WORK TO COMPLETE: Render every line of the records that follow as a JSON list of strings, with one string per line and blank lines omitted.

□ □ □

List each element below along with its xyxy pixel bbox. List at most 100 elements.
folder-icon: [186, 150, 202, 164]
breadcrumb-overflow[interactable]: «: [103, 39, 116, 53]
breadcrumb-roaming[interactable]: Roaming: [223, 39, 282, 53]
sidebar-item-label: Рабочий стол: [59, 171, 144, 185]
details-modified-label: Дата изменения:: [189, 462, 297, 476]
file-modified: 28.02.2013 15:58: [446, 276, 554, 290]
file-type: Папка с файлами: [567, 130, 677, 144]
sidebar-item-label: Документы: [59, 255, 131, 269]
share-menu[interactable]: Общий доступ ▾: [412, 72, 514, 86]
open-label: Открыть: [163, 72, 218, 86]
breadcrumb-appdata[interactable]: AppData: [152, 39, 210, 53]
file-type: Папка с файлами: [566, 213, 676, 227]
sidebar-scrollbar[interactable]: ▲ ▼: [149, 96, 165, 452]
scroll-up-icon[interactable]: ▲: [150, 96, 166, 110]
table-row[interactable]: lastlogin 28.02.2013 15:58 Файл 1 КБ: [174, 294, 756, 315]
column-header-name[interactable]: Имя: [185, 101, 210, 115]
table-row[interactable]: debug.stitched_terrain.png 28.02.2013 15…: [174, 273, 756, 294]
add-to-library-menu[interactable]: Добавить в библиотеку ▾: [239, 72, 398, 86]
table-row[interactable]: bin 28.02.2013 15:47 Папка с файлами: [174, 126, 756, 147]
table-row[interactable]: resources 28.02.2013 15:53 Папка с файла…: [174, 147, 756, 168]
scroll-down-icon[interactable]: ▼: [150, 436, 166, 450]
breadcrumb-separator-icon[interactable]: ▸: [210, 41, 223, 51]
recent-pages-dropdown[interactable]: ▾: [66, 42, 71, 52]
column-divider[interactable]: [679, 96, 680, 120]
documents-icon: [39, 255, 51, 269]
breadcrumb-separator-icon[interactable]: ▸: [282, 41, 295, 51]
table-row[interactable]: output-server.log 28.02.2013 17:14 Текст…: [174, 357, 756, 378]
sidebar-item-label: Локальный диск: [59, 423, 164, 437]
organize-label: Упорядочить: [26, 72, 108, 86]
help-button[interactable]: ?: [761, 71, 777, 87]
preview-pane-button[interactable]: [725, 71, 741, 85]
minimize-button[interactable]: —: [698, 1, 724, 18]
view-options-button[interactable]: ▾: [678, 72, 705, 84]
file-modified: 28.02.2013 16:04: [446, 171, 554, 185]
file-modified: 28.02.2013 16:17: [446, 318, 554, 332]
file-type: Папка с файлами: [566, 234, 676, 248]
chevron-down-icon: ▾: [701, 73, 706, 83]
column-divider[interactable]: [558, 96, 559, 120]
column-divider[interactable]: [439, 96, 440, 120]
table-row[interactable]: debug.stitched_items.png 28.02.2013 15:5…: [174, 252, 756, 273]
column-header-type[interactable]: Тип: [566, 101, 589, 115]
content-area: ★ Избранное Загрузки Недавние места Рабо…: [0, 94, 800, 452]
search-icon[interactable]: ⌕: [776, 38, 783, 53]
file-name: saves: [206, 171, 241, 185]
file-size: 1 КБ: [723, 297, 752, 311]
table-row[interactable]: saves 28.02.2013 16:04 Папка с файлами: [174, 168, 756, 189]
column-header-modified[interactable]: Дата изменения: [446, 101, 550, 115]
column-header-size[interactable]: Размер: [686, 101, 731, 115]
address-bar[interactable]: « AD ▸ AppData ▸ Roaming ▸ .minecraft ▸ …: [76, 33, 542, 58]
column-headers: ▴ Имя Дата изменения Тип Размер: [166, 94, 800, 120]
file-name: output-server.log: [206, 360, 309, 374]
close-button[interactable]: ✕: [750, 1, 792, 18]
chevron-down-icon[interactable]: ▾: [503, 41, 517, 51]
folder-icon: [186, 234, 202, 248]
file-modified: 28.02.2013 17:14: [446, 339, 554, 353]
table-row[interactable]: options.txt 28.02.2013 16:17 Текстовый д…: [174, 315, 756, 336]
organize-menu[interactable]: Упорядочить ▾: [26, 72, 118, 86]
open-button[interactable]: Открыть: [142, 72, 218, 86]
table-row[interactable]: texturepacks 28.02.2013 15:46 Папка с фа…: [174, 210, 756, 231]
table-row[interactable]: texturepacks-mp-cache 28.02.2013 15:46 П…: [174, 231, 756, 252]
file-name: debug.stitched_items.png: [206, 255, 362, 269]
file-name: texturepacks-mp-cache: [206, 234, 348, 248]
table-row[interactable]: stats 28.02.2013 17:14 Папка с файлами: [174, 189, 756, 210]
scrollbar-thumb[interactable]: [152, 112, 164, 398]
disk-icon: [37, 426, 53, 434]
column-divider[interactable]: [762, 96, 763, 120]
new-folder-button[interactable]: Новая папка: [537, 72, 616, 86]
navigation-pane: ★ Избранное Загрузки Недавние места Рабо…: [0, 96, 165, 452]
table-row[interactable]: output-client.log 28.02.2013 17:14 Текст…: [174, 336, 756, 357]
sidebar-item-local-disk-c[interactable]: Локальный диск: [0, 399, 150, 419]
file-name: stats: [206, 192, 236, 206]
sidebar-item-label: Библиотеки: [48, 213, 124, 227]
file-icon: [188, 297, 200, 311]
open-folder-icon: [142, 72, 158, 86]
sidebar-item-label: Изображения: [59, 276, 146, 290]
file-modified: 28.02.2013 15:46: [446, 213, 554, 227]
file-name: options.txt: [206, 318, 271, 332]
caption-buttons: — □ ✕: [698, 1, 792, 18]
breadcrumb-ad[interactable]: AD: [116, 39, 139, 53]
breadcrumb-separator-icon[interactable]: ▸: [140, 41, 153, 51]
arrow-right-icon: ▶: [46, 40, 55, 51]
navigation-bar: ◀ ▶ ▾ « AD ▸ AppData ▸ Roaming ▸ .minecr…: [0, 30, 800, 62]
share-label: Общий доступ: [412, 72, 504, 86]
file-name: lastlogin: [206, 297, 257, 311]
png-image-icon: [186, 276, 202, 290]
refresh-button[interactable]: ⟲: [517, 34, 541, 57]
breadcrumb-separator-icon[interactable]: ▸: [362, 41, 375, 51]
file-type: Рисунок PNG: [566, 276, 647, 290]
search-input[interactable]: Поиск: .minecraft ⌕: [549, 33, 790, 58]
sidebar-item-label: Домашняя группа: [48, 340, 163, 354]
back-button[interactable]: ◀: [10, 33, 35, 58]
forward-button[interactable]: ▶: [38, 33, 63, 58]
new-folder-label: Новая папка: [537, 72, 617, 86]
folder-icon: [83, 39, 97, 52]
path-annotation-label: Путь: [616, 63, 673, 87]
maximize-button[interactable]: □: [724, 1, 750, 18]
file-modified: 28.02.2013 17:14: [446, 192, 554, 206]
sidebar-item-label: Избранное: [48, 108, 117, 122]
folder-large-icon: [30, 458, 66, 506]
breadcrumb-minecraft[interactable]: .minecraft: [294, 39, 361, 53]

□ □ □

COMPLETED TASK:
[
  "List each element below along with its xyxy pixel bbox. List at most 100 elements.",
  "folder-icon: [186, 150, 202, 164]",
  "breadcrumb-overflow[interactable]: «: [103, 39, 116, 53]",
  "breadcrumb-roaming[interactable]: Roaming: [223, 39, 282, 53]",
  "sidebar-item-label: Рабочий стол: [59, 171, 144, 185]",
  "details-modified-label: Дата изменения:: [189, 462, 297, 476]",
  "file-modified: 28.02.2013 15:58: [446, 276, 554, 290]",
  "file-type: Папка с файлами: [567, 130, 677, 144]",
  "sidebar-item-label: Документы: [59, 255, 131, 269]",
  "share-menu[interactable]: Общий доступ ▾: [412, 72, 514, 86]",
  "open-label: Открыть: [163, 72, 218, 86]",
  "breadcrumb-appdata[interactable]: AppData: [152, 39, 210, 53]",
  "file-type: Папка с файлами: [566, 213, 676, 227]",
  "sidebar-scrollbar[interactable]: ▲ ▼: [149, 96, 165, 452]",
  "scroll-up-icon[interactable]: ▲: [150, 96, 166, 110]",
  "table-row[interactable]: lastlogin 28.02.2013 15:58 Файл 1 КБ: [174, 294, 756, 315]",
  "column-header-name[interactable]: Имя: [185, 101, 210, 115]",
  "table-row[interactable]: debug.stitched_terrain.png 28.02.2013 15…: [174, 273, 756, 294]",
  "add-to-library-menu[interactable]: Добавить в библиотеку ▾: [239, 72, 398, 86]",
  "table-row[interactable]: bin 28.02.2013 15:47 Папка с файлами: [174, 126, 756, 147]",
  "table-row[interactable]: resources 28.02.2013 15:53 Папка с файла…: [174, 147, 756, 168]",
  "scroll-down-icon[interactable]: ▼: [150, 436, 166, 450]",
  "breadcrumb-separator-icon[interactable]: ▸: [210, 41, 223, 51]",
  "recent-pages-dropdown[interactable]: ▾: [66, 42, 71, 52]",
  "column-divider[interactable]: [679, 96, 680, 120]",
  "documents-icon: [39, 255, 51, 269]",
  "breadcrumb-separator-icon[interactable]: ▸: [282, 41, 295, 51]",
  "table-row[interactable]: output-server.log 28.02.2013 17:14 Текст…: [174, 357, 756, 378]",
  "sidebar-item-label: Локальный диск: [59, 423, 164, 437]",
  "organize-label: Упорядочить: [26, 72, 108, 86]",
  "help-button[interactable]: ?: [761, 71, 777, 87]",
  "preview-pane-button[interactable]: [725, 71, 741, 85]",
  "minimize-button[interactable]: —: [698, 1, 724, 18]",
  "view-options-button[interactable]: ▾: [678, 72, 705, 84]",
  "file-modified: 28.02.2013 16:04: [446, 171, 554, 185]",
  "file-modified: 28.02.2013 16:17: [446, 318, 554, 332]",
  "file-type: Папка с файлами: [566, 234, 676, 248]",
  "chevron-down-icon: ▾: [701, 73, 706, 83]",
  "column-divider[interactable]: [558, 96, 559, 120]",
  "column-divider[interactable]: [439, 96, 440, 120]",
  "table-row[interactable]: debug.stitched_items.png 28.02.2013 15:5…: [174, 252, 756, 273]",
  "column-header-type[interactable]: Тип: [566, 101, 589, 115]",
  "content-area: ★ Избранное Загрузки Недавние места Рабо…: [0, 94, 800, 452]",
  "search-icon[interactable]: ⌕: [776, 38, 783, 53]",
  "file-name: saves: [206, 171, 241, 185]",
  "file-size: 1 КБ: [723, 297, 752, 311]",
  "table-row[interactable]: saves 28.02.2013 16:04 Папка с файлами: [174, 168, 756, 189]",
  "column-header-modified[interactable]: Дата изменения: [446, 101, 550, 115]",
  "column-header-size[interactable]: Размер: [686, 101, 731, 115]",
  "address-bar[interactable]: « AD ▸ AppData ▸ Roaming ▸ .minecraft ▸ …: [76, 33, 542, 58]",
  "column-headers: ▴ Имя Дата изменения Тип Размер: [166, 94, 800, 120]",
  "file-name: output-server.log: [206, 360, 309, 374]",
  "close-button[interactable]: ✕: [750, 1, 792, 18]",
  "chevron-down-icon[interactable]: ▾: [503, 41, 517, 51]",
  "folder-icon: [186, 234, 202, 248]",
  "file-modified: 28.02.2013 17:14: [446, 339, 554, 353]",
  "table-row[interactable]: options.txt 28.02.2013 16:17 Текстовый д…: [174, 315, 756, 336]",
  "organize-menu[interactable]: Упорядочить ▾: [26, 72, 118, 86]",
  "open-button[interactable]: Открыть: [142, 72, 218, 86]",
  "table-row[interactable]: texturepacks 28.02.2013 15:46 Папка с фа…: [174, 210, 756, 231]",
  "table-row[interactable]: texturepacks-mp-cache 28.02.2013 15:46 П…: [174, 231, 756, 252]",
  "file-name: debug.stitched_items.png: [206, 255, 362, 269]",
  "file-name: texturepacks-mp-cache: [206, 234, 348, 248]",
  "table-row[interactable]: stats 28.02.2013 17:14 Папка с файлами: [174, 189, 756, 210]",
  "scrollbar-thumb[interactable]: [152, 112, 164, 398]",
  "disk-icon: [37, 426, 53, 434]",
  "column-divider[interactable]: [762, 96, 763, 120]",
  "new-folder-button[interactable]: Новая папка: [537, 72, 616, 86]",
  "navigation-pane: ★ Избранное Загрузки Недавние места Рабо…: [0, 96, 165, 452]",
  "table-row[interactable]: output-client.log 28.02.2013 17:14 Текст…: [174, 336, 756, 357]",
  "sidebar-item-local-disk-c[interactable]: Локальный диск: [0, 399, 150, 419]",
  "file-name: stats: [206, 192, 236, 206]",
  "sidebar-item-label: Библиотеки: [48, 213, 124, 227]",
  "file-icon: [188, 297, 200, 311]",
  "open-folder-icon: [142, 72, 158, 86]",
  "sidebar-item-label: Изображения: [59, 276, 146, 290]",
  "file-modified: 28.02.2013 15:46: [446, 213, 554, 227]",
  "file-name: options.txt: [206, 318, 271, 332]",
  "caption-buttons: — □ ✕: [698, 1, 792, 18]",
  "breadcrumb-ad[interactable]: AD: [116, 39, 139, 53]",
  "breadcrumb-separator-icon[interactable]: ▸: [140, 41, 153, 51]",
  "arrow-right-icon: ▶: [46, 40, 55, 51]",
  "navigation-bar: ◀ ▶ ▾ « AD ▸ AppData ▸ Roaming ▸ .minecr…: [0, 30, 800, 62]",
  "share-label: Общий доступ: [412, 72, 504, 86]",
  "file-name: lastlogin: [206, 297, 257, 311]",
  "png-image-icon: [186, 276, 202, 290]",
  "refresh-button[interactable]: ⟲: [517, 34, 541, 57]",
  "breadcrumb-separator-icon[interactable]: ▸: [362, 41, 375, 51]",
  "file-type: Рисунок PNG: [566, 276, 647, 290]",
  "search-input[interactable]: Поиск: .minecraft ⌕: [549, 33, 790, 58]",
  "sidebar-item-label: Домашняя группа: [48, 340, 163, 354]",
  "back-button[interactable]: ◀: [10, 33, 35, 58]",
  "forward-button[interactable]: ▶: [38, 33, 63, 58]",
  "new-folder-label: Новая папка: [537, 72, 617, 86]",
  "folder-icon: [83, 39, 97, 52]",
  "path-annotation-label: Путь: [616, 63, 673, 87]",
  "maximize-button[interactable]: □: [724, 1, 750, 18]",
  "file-modified: 28.02.2013 17:14: [446, 192, 554, 206]",
  "sidebar-item-label: Избранное: [48, 108, 117, 122]",
  "folder-large-icon: [30, 458, 66, 506]",
  "breadcrumb-minecraft[interactable]: .minecraft: [294, 39, 361, 53]"
]